Copy each line of the material below that includes the string "callback".

* [GIVEN DATA]:
──────────────────────────────

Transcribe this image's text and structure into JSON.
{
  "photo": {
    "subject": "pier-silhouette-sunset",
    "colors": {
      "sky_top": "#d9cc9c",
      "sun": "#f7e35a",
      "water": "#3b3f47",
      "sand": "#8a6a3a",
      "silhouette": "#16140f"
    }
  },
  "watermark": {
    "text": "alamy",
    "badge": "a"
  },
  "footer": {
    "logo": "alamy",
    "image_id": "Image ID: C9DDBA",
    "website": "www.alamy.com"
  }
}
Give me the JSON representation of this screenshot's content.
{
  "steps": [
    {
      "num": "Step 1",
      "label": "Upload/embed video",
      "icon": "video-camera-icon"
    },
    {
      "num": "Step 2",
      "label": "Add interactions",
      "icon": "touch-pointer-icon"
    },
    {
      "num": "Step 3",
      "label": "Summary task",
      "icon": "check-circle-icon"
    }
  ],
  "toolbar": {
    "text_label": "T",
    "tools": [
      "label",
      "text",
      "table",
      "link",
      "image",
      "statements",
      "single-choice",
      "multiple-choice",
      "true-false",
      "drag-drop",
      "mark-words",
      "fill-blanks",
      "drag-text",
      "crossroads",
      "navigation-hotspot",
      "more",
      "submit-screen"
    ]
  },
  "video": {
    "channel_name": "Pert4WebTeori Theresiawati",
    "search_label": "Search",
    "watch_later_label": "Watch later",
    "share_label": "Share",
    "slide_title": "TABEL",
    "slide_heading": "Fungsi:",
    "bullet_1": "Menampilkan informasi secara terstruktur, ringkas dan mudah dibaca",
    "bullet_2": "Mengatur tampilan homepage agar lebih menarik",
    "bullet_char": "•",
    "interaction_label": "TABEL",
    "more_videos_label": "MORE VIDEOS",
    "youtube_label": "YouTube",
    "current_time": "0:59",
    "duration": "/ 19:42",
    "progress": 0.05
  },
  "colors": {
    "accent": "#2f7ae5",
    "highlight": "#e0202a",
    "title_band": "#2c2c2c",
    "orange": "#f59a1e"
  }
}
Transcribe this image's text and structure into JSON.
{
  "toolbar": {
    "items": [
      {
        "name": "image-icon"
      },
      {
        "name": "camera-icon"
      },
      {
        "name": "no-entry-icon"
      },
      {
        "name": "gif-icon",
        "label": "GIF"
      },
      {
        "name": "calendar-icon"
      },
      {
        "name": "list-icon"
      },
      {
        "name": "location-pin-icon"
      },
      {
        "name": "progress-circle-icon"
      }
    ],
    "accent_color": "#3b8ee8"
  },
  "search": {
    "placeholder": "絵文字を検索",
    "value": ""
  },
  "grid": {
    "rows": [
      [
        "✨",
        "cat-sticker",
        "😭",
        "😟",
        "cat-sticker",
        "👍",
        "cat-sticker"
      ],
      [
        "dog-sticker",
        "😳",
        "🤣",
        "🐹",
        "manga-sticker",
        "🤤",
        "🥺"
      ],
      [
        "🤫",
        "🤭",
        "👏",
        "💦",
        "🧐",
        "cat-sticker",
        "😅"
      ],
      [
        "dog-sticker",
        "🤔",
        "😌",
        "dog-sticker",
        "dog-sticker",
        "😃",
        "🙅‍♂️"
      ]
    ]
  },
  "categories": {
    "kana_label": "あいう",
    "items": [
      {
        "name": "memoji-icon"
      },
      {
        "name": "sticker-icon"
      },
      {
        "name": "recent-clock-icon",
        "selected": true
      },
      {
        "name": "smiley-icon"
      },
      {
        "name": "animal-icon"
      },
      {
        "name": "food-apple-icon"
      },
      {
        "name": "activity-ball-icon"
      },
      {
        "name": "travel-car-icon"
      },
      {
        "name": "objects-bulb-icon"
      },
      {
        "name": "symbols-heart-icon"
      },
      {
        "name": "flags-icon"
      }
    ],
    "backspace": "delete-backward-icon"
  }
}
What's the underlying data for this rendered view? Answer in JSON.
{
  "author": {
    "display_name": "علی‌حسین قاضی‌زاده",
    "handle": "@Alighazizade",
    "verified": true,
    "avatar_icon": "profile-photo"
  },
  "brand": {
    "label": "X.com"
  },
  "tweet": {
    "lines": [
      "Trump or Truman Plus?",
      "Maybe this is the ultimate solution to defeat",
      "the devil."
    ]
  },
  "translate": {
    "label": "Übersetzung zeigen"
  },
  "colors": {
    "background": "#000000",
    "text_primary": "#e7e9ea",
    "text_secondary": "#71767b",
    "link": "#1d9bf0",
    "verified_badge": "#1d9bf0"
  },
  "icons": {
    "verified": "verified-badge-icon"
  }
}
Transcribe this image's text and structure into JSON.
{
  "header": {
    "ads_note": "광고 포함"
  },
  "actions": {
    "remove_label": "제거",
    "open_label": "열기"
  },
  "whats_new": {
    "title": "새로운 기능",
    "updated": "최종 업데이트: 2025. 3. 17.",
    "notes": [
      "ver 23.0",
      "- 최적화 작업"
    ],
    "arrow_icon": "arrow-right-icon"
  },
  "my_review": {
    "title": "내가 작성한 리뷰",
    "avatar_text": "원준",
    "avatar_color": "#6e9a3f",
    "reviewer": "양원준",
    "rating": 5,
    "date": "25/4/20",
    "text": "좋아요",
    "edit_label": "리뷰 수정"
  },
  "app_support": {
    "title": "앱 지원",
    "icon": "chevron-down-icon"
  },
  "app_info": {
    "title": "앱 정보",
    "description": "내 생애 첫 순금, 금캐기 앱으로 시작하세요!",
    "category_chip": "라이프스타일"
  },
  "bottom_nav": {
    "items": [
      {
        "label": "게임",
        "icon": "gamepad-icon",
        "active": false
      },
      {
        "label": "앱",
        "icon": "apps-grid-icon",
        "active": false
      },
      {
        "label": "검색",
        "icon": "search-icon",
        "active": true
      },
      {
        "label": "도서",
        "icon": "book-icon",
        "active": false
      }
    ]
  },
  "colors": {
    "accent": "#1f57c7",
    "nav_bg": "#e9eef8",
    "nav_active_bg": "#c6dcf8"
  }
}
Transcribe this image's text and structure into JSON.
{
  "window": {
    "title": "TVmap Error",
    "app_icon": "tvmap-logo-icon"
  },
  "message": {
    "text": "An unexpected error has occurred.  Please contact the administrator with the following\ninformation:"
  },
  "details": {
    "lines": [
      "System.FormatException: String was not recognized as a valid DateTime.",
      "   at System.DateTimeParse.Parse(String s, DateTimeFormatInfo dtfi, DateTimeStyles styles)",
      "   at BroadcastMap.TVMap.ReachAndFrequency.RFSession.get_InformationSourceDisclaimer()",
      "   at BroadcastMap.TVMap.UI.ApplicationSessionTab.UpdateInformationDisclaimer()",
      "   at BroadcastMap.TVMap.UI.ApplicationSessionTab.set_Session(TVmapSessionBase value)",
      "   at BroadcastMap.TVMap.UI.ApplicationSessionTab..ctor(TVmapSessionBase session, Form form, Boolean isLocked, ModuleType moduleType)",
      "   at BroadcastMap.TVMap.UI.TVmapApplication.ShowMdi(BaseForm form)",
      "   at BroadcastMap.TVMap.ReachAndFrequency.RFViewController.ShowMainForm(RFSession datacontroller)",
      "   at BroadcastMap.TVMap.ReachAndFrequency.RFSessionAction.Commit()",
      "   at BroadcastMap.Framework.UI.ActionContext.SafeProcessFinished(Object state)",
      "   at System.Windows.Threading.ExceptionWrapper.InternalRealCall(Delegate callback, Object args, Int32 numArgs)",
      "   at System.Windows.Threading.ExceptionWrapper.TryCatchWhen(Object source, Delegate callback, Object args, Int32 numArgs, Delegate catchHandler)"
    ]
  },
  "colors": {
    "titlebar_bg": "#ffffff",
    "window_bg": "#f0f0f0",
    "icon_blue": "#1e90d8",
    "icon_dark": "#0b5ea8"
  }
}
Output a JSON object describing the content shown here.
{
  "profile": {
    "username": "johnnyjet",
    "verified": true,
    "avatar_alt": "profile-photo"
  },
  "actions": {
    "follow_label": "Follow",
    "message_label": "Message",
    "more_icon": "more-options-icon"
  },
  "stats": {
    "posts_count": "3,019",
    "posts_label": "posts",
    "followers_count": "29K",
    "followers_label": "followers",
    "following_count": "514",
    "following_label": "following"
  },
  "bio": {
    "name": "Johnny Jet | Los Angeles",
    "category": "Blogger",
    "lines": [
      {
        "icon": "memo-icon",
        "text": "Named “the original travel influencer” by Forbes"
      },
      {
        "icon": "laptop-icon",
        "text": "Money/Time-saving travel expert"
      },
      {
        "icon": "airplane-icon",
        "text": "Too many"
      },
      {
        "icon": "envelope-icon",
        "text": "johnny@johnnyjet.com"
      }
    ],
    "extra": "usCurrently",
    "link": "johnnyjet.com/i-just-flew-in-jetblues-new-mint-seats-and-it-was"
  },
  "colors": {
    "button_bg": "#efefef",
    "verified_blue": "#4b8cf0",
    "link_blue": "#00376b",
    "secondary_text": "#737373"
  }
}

──────────────────────────────

* [SOLUTION]:
      "   at System.Windows.Threading.ExceptionWrapper.InternalRealCall(Delegate callback, Object args, Int32 numArgs)",
      "   at System.Windows.Threading.ExceptionWrapper.TryCatchWhen(Object source, Delegate callback, Object args, Int32 numArgs, Delegate catchHandler)"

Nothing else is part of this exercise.